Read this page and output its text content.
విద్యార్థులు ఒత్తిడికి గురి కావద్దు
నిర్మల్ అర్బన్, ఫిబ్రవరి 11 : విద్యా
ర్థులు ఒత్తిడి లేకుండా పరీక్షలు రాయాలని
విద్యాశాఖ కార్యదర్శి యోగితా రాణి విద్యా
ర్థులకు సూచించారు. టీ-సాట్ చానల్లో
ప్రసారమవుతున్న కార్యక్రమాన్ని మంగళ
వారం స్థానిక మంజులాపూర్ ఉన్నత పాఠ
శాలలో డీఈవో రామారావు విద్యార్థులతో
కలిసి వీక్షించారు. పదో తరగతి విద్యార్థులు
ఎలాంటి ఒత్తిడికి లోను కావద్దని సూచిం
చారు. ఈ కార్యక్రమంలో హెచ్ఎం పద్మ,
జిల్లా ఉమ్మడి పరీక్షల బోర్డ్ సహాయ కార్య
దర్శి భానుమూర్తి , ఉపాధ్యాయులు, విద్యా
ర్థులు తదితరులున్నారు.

- - -

Instructions to follow
Take the material above and return all of it exactly.

Result of this exercise
Read this page and output its text content.
విద్యార్థులు ఒత్తిడికి గురి కావద్దు
నిర్మల్ అర్బన్, ఫిబ్రవరి 11 : విద్యా
ర్థులు ఒత్తిడి లేకుండా పరీక్షలు రాయాలని
విద్యాశాఖ కార్యదర్శి యోగితా రాణి విద్యా
ర్థులకు సూచించారు. టీ-సాట్ చానల్లో
ప్రసారమవుతున్న కార్యక్రమాన్ని మంగళ
వారం స్థానిక మంజులాపూర్ ఉన్నత పాఠ
శాలలో డీఈవో రామారావు విద్యార్థులతో
కలిసి వీక్షించారు. పదో తరగతి విద్యార్థులు
ఎలాంటి ఒత్తిడికి లోను కావద్దని సూచిం
చారు. ఈ కార్యక్రమంలో హెచ్ఎం పద్మ,
జిల్లా ఉమ్మడి పరీక్షల బోర్డ్ సహాయ కార్య
దర్శి భానుమూర్తి , ఉపాధ్యాయులు, విద్యా
ర్థులు తదితరులున్నారు.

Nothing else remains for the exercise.